==== LISTING

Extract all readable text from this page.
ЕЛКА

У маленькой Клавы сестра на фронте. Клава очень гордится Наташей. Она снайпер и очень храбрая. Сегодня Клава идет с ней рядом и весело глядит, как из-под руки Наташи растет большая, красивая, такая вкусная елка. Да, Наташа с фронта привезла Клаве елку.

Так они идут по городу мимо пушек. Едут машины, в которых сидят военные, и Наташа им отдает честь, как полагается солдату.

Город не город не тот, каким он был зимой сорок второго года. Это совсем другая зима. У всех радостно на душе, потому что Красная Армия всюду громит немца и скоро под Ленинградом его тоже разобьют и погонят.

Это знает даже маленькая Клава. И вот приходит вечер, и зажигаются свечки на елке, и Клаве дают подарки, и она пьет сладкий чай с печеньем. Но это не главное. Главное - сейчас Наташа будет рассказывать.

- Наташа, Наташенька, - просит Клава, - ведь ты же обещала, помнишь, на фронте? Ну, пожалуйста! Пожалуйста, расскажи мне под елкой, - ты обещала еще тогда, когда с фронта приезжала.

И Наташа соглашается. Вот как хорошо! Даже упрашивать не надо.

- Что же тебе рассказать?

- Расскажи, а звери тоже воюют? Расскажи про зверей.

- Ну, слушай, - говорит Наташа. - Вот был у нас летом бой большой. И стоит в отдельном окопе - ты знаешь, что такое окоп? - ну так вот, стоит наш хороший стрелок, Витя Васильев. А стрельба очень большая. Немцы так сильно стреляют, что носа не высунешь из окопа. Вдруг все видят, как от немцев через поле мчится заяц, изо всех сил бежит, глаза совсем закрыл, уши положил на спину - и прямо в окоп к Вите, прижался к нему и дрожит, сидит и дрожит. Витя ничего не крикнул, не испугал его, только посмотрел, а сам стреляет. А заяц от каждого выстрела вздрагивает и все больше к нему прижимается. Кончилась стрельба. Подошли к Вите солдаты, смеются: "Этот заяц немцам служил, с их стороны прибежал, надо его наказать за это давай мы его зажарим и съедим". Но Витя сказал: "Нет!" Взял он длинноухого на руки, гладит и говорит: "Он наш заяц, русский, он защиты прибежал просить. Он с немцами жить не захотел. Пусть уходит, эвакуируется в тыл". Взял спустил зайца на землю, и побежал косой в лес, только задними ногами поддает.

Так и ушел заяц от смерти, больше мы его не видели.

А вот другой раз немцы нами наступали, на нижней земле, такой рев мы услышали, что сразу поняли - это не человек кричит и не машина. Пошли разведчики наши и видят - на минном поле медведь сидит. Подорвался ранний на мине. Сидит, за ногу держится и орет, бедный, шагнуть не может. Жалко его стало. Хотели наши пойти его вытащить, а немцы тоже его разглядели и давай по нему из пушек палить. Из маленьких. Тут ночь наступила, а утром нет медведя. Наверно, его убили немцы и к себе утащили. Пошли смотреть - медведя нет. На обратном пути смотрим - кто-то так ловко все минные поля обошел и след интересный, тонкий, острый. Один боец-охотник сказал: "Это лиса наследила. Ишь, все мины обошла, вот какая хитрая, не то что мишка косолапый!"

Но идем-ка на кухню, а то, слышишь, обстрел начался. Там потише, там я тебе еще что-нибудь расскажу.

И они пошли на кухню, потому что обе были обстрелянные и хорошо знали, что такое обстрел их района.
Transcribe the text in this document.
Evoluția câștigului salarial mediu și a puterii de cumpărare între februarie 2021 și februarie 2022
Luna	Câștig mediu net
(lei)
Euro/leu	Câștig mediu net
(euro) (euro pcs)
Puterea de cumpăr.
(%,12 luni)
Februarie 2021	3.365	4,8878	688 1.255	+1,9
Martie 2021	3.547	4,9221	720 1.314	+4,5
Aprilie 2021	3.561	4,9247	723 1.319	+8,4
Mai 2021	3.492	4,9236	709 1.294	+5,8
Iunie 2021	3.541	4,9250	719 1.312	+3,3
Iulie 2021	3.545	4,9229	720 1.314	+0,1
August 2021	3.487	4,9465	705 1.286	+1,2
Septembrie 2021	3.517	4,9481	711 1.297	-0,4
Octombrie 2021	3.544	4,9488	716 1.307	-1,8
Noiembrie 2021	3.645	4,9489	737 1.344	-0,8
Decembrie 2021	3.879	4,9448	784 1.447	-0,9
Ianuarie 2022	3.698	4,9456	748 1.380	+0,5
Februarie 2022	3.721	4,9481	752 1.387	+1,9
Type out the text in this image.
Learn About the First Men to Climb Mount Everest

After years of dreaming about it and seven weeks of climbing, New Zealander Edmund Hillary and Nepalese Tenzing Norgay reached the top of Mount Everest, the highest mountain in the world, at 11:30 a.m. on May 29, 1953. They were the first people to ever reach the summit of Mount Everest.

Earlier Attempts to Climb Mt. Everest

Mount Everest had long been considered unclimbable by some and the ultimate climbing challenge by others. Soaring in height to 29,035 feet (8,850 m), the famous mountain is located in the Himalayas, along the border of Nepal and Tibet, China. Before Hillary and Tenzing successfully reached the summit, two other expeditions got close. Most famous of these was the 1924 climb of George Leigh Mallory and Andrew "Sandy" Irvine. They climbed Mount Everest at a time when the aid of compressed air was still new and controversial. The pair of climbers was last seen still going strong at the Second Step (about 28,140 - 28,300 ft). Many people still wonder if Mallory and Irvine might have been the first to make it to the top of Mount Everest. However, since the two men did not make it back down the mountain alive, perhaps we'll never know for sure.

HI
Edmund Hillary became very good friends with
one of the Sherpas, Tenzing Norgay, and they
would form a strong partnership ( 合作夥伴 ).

========

* PROBLEM TO WORK ON *
Using the data above, repeat every line exactly.

* FINAL ANSWER *
Extract all readable text from this page.
ЕЛКА

У маленькой Клавы сестра на фронте. Клава очень гордится Наташей. Она снайпер и очень храбрая. Сегодня Клава идет с ней рядом и весело глядит, как из-под руки Наташи растет большая, красивая, такая вкусная елка. Да, Наташа с фронта привезла Клаве елку.

Так они идут по городу мимо пушек. Едут машины, в которых сидят военные, и Наташа им отдает честь, как полагается солдату.

Город не город не тот, каким он был зимой сорок второго года. Это совсем другая зима. У всех радостно на душе, потому что Красная Армия всюду громит немца и скоро под Ленинградом его тоже разобьют и погонят.

Это знает даже маленькая Клава. И вот приходит вечер, и зажигаются свечки на елке, и Клаве дают подарки, и она пьет сладкий чай с печеньем. Но это не главное. Главное - сейчас Наташа будет рассказывать.

- Наташа, Наташенька, - просит Клава, - ведь ты же обещала, помнишь, на фронте? Ну, пожалуйста! Пожалуйста, расскажи мне под елкой, - ты обещала еще тогда, когда с фронта приезжала.

И Наташа соглашается. Вот как хорошо! Даже упрашивать не надо.

- Что же тебе рассказать?

- Расскажи, а звери тоже воюют? Расскажи про зверей.

- Ну, слушай, - говорит Наташа. - Вот был у нас летом бой большой. И стоит в отдельном окопе - ты знаешь, что такое окоп? - ну так вот, стоит наш хороший стрелок, Витя Васильев. А стрельба очень большая. Немцы так сильно стреляют, что носа не высунешь из окопа. Вдруг все видят, как от немцев через поле мчится заяц, изо всех сил бежит, глаза совсем закрыл, уши положил на спину - и прямо в окоп к Вите, прижался к нему и дрожит, сидит и дрожит. Витя ничего не крикнул, не испугал его, только посмотрел, а сам стреляет. А заяц от каждого выстрела вздрагивает и все больше к нему прижимается. Кончилась стрельба. Подошли к Вите солдаты, смеются: "Этот заяц немцам служил, с их стороны прибежал, надо его наказать за это давай мы его зажарим и съедим". Но Витя сказал: "Нет!" Взял он длинноухого на руки, гладит и говорит: "Он наш заяц, русский, он защиты прибежал просить. Он с немцами жить не захотел. Пусть уходит, эвакуируется в тыл". Взял спустил зайца на землю, и побежал косой в лес, только задними ногами поддает.

Так и ушел заяц от смерти, больше мы его не видели.

А вот другой раз немцы нами наступали, на нижней земле, такой рев мы услышали, что сразу поняли - это не человек кричит и не машина. Пошли разведчики наши и видят - на минном поле медведь сидит. Подорвался ранний на мине. Сидит, за ногу держится и орет, бедный, шагнуть не может. Жалко его стало. Хотели наши пойти его вытащить, а немцы тоже его разглядели и давай по нему из пушек палить. Из маленьких. Тут ночь наступила, а утром нет медведя. Наверно, его убили немцы и к себе утащили. Пошли смотреть - медведя нет. На обратном пути смотрим - кто-то так ловко все минные поля обошел и след интересный, тонкий, острый. Один боец-охотник сказал: "Это лиса наследила. Ишь, все мины обошла, вот какая хитрая, не то что мишка косолапый!"

Но идем-ка на кухню, а то, слышишь, обстрел начался. Там потише, там я тебе еще что-нибудь расскажу.

И они пошли на кухню, потому что обе были обстрелянные и хорошо знали, что такое обстрел их района.
Transcribe the text in this document.
Evoluția câștigului salarial mediu și a puterii de cumpărare între februarie 2021 și februarie 2022
Luna	Câștig mediu net
(lei)
Euro/leu	Câștig mediu net
(euro) (euro pcs)
Puterea de cumpăr.
(%,12 luni)
Februarie 2021	3.365	4,8878	688 1.255	+1,9
Martie 2021	3.547	4,9221	720 1.314	+4,5
Aprilie 2021	3.561	4,9247	723 1.319	+8,4
Mai 2021	3.492	4,9236	709 1.294	+5,8
Iunie 2021	3.541	4,9250	719 1.312	+3,3
Iulie 2021	3.545	4,9229	720 1.314	+0,1
August 2021	3.487	4,9465	705 1.286	+1,2
Septembrie 2021	3.517	4,9481	711 1.297	-0,4
Octombrie 2021	3.544	4,9488	716 1.307	-1,8
Noiembrie 2021	3.645	4,9489	737 1.344	-0,8
Decembrie 2021	3.879	4,9448	784 1.447	-0,9
Ianuarie 2022	3.698	4,9456	748 1.380	+0,5
Februarie 2022	3.721	4,9481	752 1.387	+1,9
Type out the text in this image.
Learn About the First Men to Climb Mount Everest

After years of dreaming about it and seven weeks of climbing, New Zealander Edmund Hillary and Nepalese Tenzing Norgay reached the top of Mount Everest, the highest mountain in the world, at 11:30 a.m. on May 29, 1953. They were the first people to ever reach the summit of Mount Everest.

Earlier Attempts to Climb Mt. Everest

Mount Everest had long been considered unclimbable by some and the ultimate climbing challenge by others. Soaring in height to 29,035 feet (8,850 m), the famous mountain is located in the Himalayas, along the border of Nepal and Tibet, China. Before Hillary and Tenzing successfully reached the summit, two other expeditions got close. Most famous of these was the 1924 climb of George Leigh Mallory and Andrew "Sandy" Irvine. They climbed Mount Everest at a time when the aid of compressed air was still new and controversial. The pair of climbers was last seen still going strong at the Second Step (about 28,140 - 28,300 ft). Many people still wonder if Mallory and Irvine might have been the first to make it to the top of Mount Everest. However, since the two men did not make it back down the mountain alive, perhaps we'll never know for sure.

HI
Edmund Hillary became very good friends with
one of the Sherpas, Tenzing Norgay, and they
would form a strong partnership ( 合作夥伴 ).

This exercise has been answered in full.